§ **LISTED RECORDS**
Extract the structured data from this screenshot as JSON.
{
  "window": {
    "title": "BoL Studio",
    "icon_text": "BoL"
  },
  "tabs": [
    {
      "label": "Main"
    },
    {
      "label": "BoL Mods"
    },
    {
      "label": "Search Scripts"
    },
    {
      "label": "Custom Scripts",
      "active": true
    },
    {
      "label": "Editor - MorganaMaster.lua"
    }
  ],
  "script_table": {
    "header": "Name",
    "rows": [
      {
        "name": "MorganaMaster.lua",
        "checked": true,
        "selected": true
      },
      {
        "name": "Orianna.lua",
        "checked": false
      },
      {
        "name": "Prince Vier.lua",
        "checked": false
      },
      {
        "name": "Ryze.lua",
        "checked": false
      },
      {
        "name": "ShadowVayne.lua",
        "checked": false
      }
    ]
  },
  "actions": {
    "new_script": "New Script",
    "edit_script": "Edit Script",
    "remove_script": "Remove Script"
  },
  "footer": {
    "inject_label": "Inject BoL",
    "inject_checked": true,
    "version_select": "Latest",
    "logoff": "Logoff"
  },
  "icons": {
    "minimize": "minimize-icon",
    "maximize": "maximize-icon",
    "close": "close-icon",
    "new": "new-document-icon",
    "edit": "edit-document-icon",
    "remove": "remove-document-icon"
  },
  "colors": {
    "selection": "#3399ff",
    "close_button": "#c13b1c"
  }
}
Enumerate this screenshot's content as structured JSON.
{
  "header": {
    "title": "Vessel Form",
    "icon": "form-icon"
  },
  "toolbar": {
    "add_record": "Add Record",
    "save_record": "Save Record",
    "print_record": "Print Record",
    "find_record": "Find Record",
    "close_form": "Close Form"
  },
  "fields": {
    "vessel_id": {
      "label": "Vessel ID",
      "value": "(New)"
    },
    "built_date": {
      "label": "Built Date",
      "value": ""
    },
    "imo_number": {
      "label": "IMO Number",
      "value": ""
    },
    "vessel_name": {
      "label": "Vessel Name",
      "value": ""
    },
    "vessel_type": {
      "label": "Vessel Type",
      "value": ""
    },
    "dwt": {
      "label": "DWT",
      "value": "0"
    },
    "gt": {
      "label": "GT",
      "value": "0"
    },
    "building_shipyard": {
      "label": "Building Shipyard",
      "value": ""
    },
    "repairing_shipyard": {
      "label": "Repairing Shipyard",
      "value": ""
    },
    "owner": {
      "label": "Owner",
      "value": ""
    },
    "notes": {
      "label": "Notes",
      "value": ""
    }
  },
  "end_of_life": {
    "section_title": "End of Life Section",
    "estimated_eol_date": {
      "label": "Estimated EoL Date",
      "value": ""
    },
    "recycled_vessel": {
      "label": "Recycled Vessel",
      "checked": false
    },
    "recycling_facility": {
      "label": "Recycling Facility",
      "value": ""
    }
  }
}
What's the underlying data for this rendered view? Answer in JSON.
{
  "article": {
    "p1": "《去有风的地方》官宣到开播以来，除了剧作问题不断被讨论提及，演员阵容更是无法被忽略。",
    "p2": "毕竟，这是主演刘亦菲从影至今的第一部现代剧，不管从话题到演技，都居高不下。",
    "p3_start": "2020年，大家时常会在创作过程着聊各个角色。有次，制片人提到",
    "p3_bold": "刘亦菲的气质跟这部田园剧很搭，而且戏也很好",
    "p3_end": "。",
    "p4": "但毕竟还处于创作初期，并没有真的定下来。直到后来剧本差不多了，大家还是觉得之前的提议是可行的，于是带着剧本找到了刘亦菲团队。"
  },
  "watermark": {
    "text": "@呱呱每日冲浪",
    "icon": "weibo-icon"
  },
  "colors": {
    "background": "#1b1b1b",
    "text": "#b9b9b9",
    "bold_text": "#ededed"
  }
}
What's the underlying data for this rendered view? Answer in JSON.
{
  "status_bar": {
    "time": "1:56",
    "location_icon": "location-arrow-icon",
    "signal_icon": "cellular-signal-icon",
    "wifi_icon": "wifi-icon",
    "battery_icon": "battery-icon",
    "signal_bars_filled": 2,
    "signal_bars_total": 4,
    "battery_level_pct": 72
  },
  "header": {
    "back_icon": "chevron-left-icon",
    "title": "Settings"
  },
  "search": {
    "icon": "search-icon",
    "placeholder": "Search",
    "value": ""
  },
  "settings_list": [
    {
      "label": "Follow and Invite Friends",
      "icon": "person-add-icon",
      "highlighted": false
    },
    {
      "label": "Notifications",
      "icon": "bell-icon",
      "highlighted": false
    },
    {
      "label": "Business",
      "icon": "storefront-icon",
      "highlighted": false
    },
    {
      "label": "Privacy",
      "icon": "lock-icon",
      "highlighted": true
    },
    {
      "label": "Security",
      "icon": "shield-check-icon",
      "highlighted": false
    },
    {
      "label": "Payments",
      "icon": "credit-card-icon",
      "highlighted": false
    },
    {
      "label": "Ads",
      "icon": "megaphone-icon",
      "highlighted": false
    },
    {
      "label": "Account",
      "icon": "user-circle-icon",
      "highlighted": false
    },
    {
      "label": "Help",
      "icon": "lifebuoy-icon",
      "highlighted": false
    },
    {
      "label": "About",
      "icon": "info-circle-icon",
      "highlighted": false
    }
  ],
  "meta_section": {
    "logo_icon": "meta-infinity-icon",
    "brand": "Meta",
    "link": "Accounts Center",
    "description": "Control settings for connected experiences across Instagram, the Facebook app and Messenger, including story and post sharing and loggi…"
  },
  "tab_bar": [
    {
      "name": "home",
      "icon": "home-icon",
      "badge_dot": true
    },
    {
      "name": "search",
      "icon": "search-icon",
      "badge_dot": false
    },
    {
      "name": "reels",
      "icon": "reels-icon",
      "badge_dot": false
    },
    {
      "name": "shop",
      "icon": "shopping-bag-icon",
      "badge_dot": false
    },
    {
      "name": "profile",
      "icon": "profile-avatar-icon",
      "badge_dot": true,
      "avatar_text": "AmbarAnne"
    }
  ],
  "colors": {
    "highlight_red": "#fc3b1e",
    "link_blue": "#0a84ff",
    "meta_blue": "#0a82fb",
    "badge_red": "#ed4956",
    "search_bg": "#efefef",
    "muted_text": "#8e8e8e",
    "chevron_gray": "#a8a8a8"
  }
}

§ **THE PROBLEM**
Reproduce the material in full, with no word added or dropped.

§ **TASK RESULT**
Extract the structured data from this screenshot as JSON.
{
  "window": {
    "title": "BoL Studio",
    "icon_text": "BoL"
  },
  "tabs": [
    {
      "label": "Main"
    },
    {
      "label": "BoL Mods"
    },
    {
      "label": "Search Scripts"
    },
    {
      "label": "Custom Scripts",
      "active": true
    },
    {
      "label": "Editor - MorganaMaster.lua"
    }
  ],
  "script_table": {
    "header": "Name",
    "rows": [
      {
        "name": "MorganaMaster.lua",
        "checked": true,
        "selected": true
      },
      {
        "name": "Orianna.lua",
        "checked": false
      },
      {
        "name": "Prince Vier.lua",
        "checked": false
      },
      {
        "name": "Ryze.lua",
        "checked": false
      },
      {
        "name": "ShadowVayne.lua",
        "checked": false
      }
    ]
  },
  "actions": {
    "new_script": "New Script",
    "edit_script": "Edit Script",
    "remove_script": "Remove Script"
  },
  "footer": {
    "inject_label": "Inject BoL",
    "inject_checked": true,
    "version_select": "Latest",
    "logoff": "Logoff"
  },
  "icons": {
    "minimize": "minimize-icon",
    "maximize": "maximize-icon",
    "close": "close-icon",
    "new": "new-document-icon",
    "edit": "edit-document-icon",
    "remove": "remove-document-icon"
  },
  "colors": {
    "selection": "#3399ff",
    "close_button": "#c13b1c"
  }
}
Enumerate this screenshot's content as structured JSON.
{
  "header": {
    "title": "Vessel Form",
    "icon": "form-icon"
  },
  "toolbar": {
    "add_record": "Add Record",
    "save_record": "Save Record",
    "print_record": "Print Record",
    "find_record": "Find Record",
    "close_form": "Close Form"
  },
  "fields": {
    "vessel_id": {
      "label": "Vessel ID",
      "value": "(New)"
    },
    "built_date": {
      "label": "Built Date",
      "value": ""
    },
    "imo_number": {
      "label": "IMO Number",
      "value": ""
    },
    "vessel_name": {
      "label": "Vessel Name",
      "value": ""
    },
    "vessel_type": {
      "label": "Vessel Type",
      "value": ""
    },
    "dwt": {
      "label": "DWT",
      "value": "0"
    },
    "gt": {
      "label": "GT",
      "value": "0"
    },
    "building_shipyard": {
      "label": "Building Shipyard",
      "value": ""
    },
    "repairing_shipyard": {
      "label": "Repairing Shipyard",
      "value": ""
    },
    "owner": {
      "label": "Owner",
      "value": ""
    },
    "notes": {
      "label": "Notes",
      "value": ""
    }
  },
  "end_of_life": {
    "section_title": "End of Life Section",
    "estimated_eol_date": {
      "label": "Estimated EoL Date",
      "value": ""
    },
    "recycled_vessel": {
      "label": "Recycled Vessel",
      "checked": false
    },
    "recycling_facility": {
      "label": "Recycling Facility",
      "value": ""
    }
  }
}
What's the underlying data for this rendered view? Answer in JSON.
{
  "article": {
    "p1": "《去有风的地方》官宣到开播以来，除了剧作问题不断被讨论提及，演员阵容更是无法被忽略。",
    "p2": "毕竟，这是主演刘亦菲从影至今的第一部现代剧，不管从话题到演技，都居高不下。",
    "p3_start": "2020年，大家时常会在创作过程着聊各个角色。有次，制片人提到",
    "p3_bold": "刘亦菲的气质跟这部田园剧很搭，而且戏也很好",
    "p3_end": "。",
    "p4": "但毕竟还处于创作初期，并没有真的定下来。直到后来剧本差不多了，大家还是觉得之前的提议是可行的，于是带着剧本找到了刘亦菲团队。"
  },
  "watermark": {
    "text": "@呱呱每日冲浪",
    "icon": "weibo-icon"
  },
  "colors": {
    "background": "#1b1b1b",
    "text": "#b9b9b9",
    "bold_text": "#ededed"
  }
}
What's the underlying data for this rendered view? Answer in JSON.
{
  "status_bar": {
    "time": "1:56",
    "location_icon": "location-arrow-icon",
    "signal_icon": "cellular-signal-icon",
    "wifi_icon": "wifi-icon",
    "battery_icon": "battery-icon",
    "signal_bars_filled": 2,
    "signal_bars_total": 4,
    "battery_level_pct": 72
  },
  "header": {
    "back_icon": "chevron-left-icon",
    "title": "Settings"
  },
  "search": {
    "icon": "search-icon",
    "placeholder": "Search",
    "value": ""
  },
  "settings_list": [
    {
      "label": "Follow and Invite Friends",
      "icon": "person-add-icon",
      "highlighted": false
    },
    {
      "label": "Notifications",
      "icon": "bell-icon",
      "highlighted": false
    },
    {
      "label": "Business",
      "icon": "storefront-icon",
      "highlighted": false
    },
    {
      "label": "Privacy",
      "icon": "lock-icon",
      "highlighted": true
    },
    {
      "label": "Security",
      "icon": "shield-check-icon",
      "highlighted": false
    },
    {
      "label": "Payments",
      "icon": "credit-card-icon",
      "highlighted": false
    },
    {
      "label": "Ads",
      "icon": "megaphone-icon",
      "highlighted": false
    },
    {
      "label": "Account",
      "icon": "user-circle-icon",
      "highlighted": false
    },
    {
      "label": "Help",
      "icon": "lifebuoy-icon",
      "highlighted": false
    },
    {
      "label": "About",
      "icon": "info-circle-icon",
      "highlighted": false
    }
  ],
  "meta_section": {
    "logo_icon": "meta-infinity-icon",
    "brand": "Meta",
    "link": "Accounts Center",
    "description": "Control settings for connected experiences across Instagram, the Facebook app and Messenger, including story and post sharing and loggi…"
  },
  "tab_bar": [
    {
      "name": "home",
      "icon": "home-icon",
      "badge_dot": true
    },
    {
      "name": "search",
      "icon": "search-icon",
      "badge_dot": false
    },
    {
      "name": "reels",
      "icon": "reels-icon",
      "badge_dot": false
    },
    {
      "name": "shop",
      "icon": "shopping-bag-icon",
      "badge_dot": false
    },
    {
      "name": "profile",
      "icon": "profile-avatar-icon",
      "badge_dot": true,
      "avatar_text": "AmbarAnne"
    }
  ],
  "colors": {
    "highlight_red": "#fc3b1e",
    "link_blue": "#0a84ff",
    "meta_blue": "#0a82fb",
    "badge_red": "#ed4956",
    "search_bg": "#efefef",
    "muted_text": "#8e8e8e",
    "chevron_gray": "#a8a8a8"
  }
}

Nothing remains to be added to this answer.